• PROBLEM:
Go through the listing and write out all of it exactly.

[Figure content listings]
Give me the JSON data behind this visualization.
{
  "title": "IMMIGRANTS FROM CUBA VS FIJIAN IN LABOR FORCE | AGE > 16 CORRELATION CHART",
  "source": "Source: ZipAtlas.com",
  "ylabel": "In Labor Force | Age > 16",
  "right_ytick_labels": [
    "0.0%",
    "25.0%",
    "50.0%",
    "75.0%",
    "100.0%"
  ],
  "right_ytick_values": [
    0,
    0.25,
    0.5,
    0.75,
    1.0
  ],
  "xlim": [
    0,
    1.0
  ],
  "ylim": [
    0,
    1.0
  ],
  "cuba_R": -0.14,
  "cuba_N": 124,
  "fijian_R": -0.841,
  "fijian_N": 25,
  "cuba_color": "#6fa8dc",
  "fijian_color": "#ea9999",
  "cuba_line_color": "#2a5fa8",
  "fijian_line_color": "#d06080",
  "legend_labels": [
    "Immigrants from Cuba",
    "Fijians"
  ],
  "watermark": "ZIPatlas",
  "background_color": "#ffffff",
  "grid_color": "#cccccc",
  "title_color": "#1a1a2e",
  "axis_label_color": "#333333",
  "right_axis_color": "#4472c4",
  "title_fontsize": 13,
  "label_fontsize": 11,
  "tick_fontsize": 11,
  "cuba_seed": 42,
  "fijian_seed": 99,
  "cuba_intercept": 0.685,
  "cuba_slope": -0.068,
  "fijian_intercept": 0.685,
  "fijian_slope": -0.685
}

• EXPECTED ANSWER:
Give me the JSON data behind this visualization.
{
  "title": "IMMIGRANTS FROM CUBA VS FIJIAN IN LABOR FORCE | AGE > 16 CORRELATION CHART",
  "source": "Source: ZipAtlas.com",
  "ylabel": "In Labor Force | Age > 16",
  "right_ytick_labels": [
    "0.0%",
    "25.0%",
    "50.0%",
    "75.0%",
    "100.0%"
  ],
  "right_ytick_values": [
    0,
    0.25,
    0.5,
    0.75,
    1.0
  ],
  "xlim": [
    0,
    1.0
  ],
  "ylim": [
    0,
    1.0
  ],
  "cuba_R": -0.14,
  "cuba_N": 124,
  "fijian_R": -0.841,
  "fijian_N": 25,
  "cuba_color": "#6fa8dc",
  "fijian_color": "#ea9999",
  "cuba_line_color": "#2a5fa8",
  "fijian_line_color": "#d06080",
  "legend_labels": [
    "Immigrants from Cuba",
    "Fijians"
  ],
  "watermark": "ZIPatlas",
  "background_color": "#ffffff",
  "grid_color": "#cccccc",
  "title_color": "#1a1a2e",
  "axis_label_color": "#333333",
  "right_axis_color": "#4472c4",
  "title_fontsize": 13,
  "label_fontsize": 11,
  "tick_fontsize": 11,
  "cuba_seed": 42,
  "fijian_seed": 99,
  "cuba_intercept": 0.685,
  "cuba_slope": -0.068,
  "fijian_intercept": 0.685,
  "fijian_slope": -0.685
}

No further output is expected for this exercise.